--- start The input ---

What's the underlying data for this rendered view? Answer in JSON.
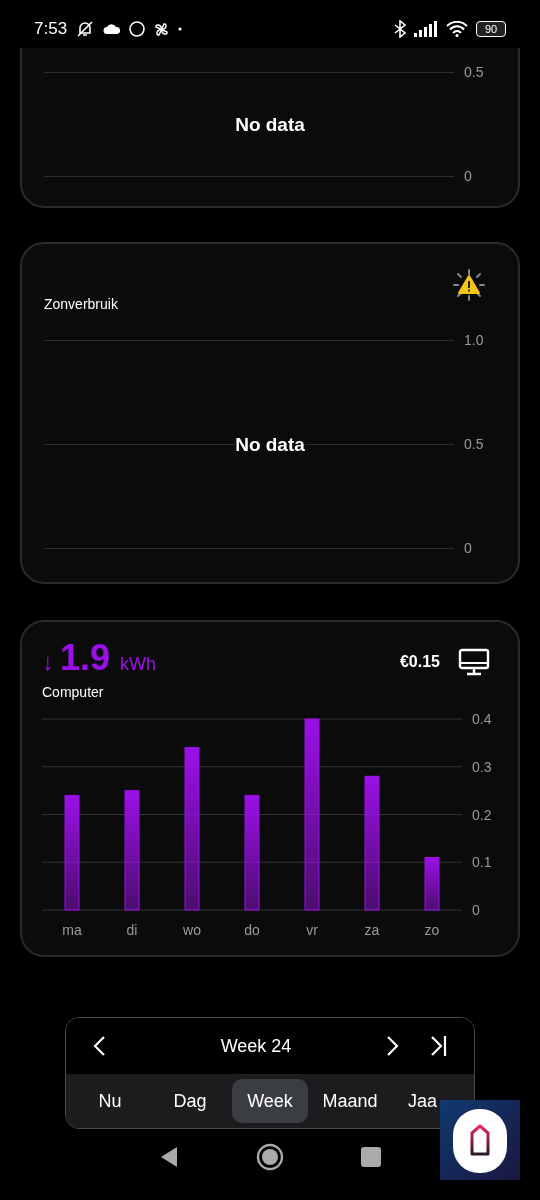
{
  "status_bar": {
    "time": "7:53",
    "battery": "90"
  },
  "cards": [
    {
      "kind": "empty",
      "message": "No data",
      "y_labels": [
        "0.5",
        "0"
      ],
      "cut_top": true
    },
    {
      "kind": "empty",
      "title": "Zonverbruik",
      "message": "No data",
      "y_labels": [
        "1.0",
        "0.5",
        "0"
      ],
      "cut_top": false,
      "warning": true
    },
    {
      "kind": "bars",
      "arrow": "↓",
      "value": "1.9",
      "unit": "kWh",
      "cost": "€0.15",
      "chart_data": {
        "type": "bar",
        "categories": [
          "ma",
          "di",
          "wo",
          "do",
          "vr",
          "za",
          "zo"
        ],
        "series": [
          {
            "name": "Computer",
            "color": "#9b10e8",
            "values": [
              0.24,
              0.25,
              0.34,
              0.24,
              0.4,
              0.28,
              0.11
            ]
          }
        ],
        "ylim": [
          0,
          0.4
        ],
        "yticks": [
          0.4,
          0.3,
          0.2,
          0.1,
          0
        ],
        "grid": true
      }
    }
  ],
  "period": {
    "label": "Week 24",
    "tabs": [
      {
        "label": "Nu",
        "selected": false
      },
      {
        "label": "Dag",
        "selected": false
      },
      {
        "label": "Week",
        "selected": true
      },
      {
        "label": "Maand",
        "selected": false
      },
      {
        "label": "Jaa",
        "selected": false
      }
    ]
  }
}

--- end The input ---

Directive: Copy out the whole listing exactly, and don't carry over any pictures.

The answer:
What's the underlying data for this rendered view? Answer in JSON.
{
  "status_bar": {
    "time": "7:53",
    "battery": "90"
  },
  "cards": [
    {
      "kind": "empty",
      "message": "No data",
      "y_labels": [
        "0.5",
        "0"
      ],
      "cut_top": true
    },
    {
      "kind": "empty",
      "title": "Zonverbruik",
      "message": "No data",
      "y_labels": [
        "1.0",
        "0.5",
        "0"
      ],
      "cut_top": false,
      "warning": true
    },
    {
      "kind": "bars",
      "arrow": "↓",
      "value": "1.9",
      "unit": "kWh",
      "cost": "€0.15",
      "chart_data": {
        "type": "bar",
        "categories": [
          "ma",
          "di",
          "wo",
          "do",
          "vr",
          "za",
          "zo"
        ],
        "series": [
          {
            "name": "Computer",
            "color": "#9b10e8",
            "values": [
              0.24,
              0.25,
              0.34,
              0.24,
              0.4,
              0.28,
              0.11
            ]
          }
        ],
        "ylim": [
          0,
          0.4
        ],
        "yticks": [
          0.4,
          0.3,
          0.2,
          0.1,
          0
        ],
        "grid": true
      }
    }
  ],
  "period": {
    "label": "Week 24",
    "tabs": [
      {
        "label": "Nu",
        "selected": false
      },
      {
        "label": "Dag",
        "selected": false
      },
      {
        "label": "Week",
        "selected": true
      },
      {
        "label": "Maand",
        "selected": false
      },
      {
        "label": "Jaa",
        "selected": false
      }
    ]
  }
}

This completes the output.